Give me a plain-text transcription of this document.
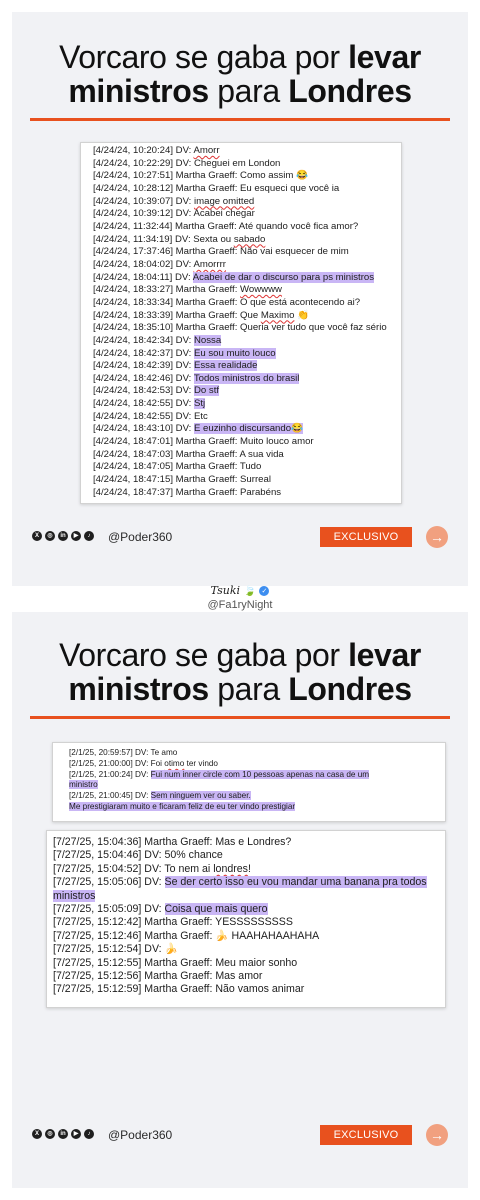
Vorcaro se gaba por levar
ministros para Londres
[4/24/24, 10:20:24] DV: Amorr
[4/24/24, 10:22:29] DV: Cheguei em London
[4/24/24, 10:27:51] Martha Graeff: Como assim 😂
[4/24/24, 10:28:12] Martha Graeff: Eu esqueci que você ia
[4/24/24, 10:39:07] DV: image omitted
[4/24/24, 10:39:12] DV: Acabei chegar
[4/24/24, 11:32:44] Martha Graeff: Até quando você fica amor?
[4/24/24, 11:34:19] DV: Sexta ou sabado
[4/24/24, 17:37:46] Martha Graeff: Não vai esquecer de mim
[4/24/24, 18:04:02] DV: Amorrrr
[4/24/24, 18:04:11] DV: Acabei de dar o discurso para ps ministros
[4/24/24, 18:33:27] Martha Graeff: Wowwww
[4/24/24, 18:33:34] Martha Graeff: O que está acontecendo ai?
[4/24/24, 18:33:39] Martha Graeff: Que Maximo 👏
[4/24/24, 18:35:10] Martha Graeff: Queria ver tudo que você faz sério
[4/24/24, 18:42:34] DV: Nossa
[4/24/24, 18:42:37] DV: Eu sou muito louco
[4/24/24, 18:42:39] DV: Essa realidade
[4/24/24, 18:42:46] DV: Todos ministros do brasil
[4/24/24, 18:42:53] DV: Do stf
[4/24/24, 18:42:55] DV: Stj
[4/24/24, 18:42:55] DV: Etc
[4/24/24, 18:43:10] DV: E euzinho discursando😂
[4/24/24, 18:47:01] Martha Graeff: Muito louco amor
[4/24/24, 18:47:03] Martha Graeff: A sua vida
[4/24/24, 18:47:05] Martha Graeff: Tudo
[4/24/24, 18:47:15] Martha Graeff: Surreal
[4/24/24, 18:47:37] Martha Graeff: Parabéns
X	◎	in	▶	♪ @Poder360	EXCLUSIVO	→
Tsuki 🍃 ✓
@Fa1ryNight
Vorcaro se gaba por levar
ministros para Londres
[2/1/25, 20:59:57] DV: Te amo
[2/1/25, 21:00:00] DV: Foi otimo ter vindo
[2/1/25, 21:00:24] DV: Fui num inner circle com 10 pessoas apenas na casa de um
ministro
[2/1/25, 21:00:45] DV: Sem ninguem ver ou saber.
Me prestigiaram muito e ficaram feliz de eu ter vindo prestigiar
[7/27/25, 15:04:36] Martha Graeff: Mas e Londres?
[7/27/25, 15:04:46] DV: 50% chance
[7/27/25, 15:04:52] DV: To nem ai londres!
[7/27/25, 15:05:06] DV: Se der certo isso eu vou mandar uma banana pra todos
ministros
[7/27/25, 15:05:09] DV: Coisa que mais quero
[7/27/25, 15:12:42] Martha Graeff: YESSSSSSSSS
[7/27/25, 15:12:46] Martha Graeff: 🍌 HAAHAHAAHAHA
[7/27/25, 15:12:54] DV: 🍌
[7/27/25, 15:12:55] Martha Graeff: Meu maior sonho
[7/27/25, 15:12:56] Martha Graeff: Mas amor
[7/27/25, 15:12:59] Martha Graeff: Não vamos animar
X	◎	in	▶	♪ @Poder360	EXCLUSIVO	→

==

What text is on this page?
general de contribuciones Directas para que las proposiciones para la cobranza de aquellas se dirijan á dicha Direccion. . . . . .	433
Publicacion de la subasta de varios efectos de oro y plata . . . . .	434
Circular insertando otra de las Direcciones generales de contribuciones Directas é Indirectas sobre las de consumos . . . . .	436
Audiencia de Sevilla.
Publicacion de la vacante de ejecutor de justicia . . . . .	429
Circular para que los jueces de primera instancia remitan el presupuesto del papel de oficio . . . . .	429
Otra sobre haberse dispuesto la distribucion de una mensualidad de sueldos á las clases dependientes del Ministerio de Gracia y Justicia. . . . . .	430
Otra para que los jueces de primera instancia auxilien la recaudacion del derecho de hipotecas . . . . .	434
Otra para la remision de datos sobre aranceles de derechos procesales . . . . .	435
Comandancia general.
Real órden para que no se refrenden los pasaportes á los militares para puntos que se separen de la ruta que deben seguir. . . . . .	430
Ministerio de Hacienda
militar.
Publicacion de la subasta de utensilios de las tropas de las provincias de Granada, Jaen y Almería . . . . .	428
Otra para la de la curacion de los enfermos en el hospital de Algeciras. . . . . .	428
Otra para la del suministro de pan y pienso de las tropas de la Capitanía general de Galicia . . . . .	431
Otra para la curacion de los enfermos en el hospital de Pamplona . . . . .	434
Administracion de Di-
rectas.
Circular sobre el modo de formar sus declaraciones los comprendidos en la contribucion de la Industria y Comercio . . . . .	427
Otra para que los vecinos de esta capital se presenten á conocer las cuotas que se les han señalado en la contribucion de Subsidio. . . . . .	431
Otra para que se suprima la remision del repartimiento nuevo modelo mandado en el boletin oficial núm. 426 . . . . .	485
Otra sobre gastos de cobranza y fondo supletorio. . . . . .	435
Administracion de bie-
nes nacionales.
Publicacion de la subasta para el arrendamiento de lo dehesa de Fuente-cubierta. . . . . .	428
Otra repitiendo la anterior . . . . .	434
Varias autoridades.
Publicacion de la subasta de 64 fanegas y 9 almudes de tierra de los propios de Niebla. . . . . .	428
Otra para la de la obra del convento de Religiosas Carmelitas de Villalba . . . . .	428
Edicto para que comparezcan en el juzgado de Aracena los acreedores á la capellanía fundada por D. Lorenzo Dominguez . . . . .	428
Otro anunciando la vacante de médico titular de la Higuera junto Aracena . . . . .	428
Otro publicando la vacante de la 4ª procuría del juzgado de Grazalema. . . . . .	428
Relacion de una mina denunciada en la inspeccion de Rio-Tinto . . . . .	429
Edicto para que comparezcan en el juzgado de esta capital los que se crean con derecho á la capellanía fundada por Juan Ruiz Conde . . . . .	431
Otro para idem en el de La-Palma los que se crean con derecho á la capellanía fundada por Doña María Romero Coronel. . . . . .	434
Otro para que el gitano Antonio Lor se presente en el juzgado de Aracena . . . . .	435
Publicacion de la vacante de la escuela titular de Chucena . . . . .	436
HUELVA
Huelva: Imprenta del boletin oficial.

*WHAT IS ASKED:* Show all lines in the entries above where the word "titular" appears.

*FINAL RESULT:*
Otro anunciando la vacante de médico titular de la Higuera junto Aracena . . . . .	428
Publicacion de la vacante de la escuela titular de Chucena . . . . .	436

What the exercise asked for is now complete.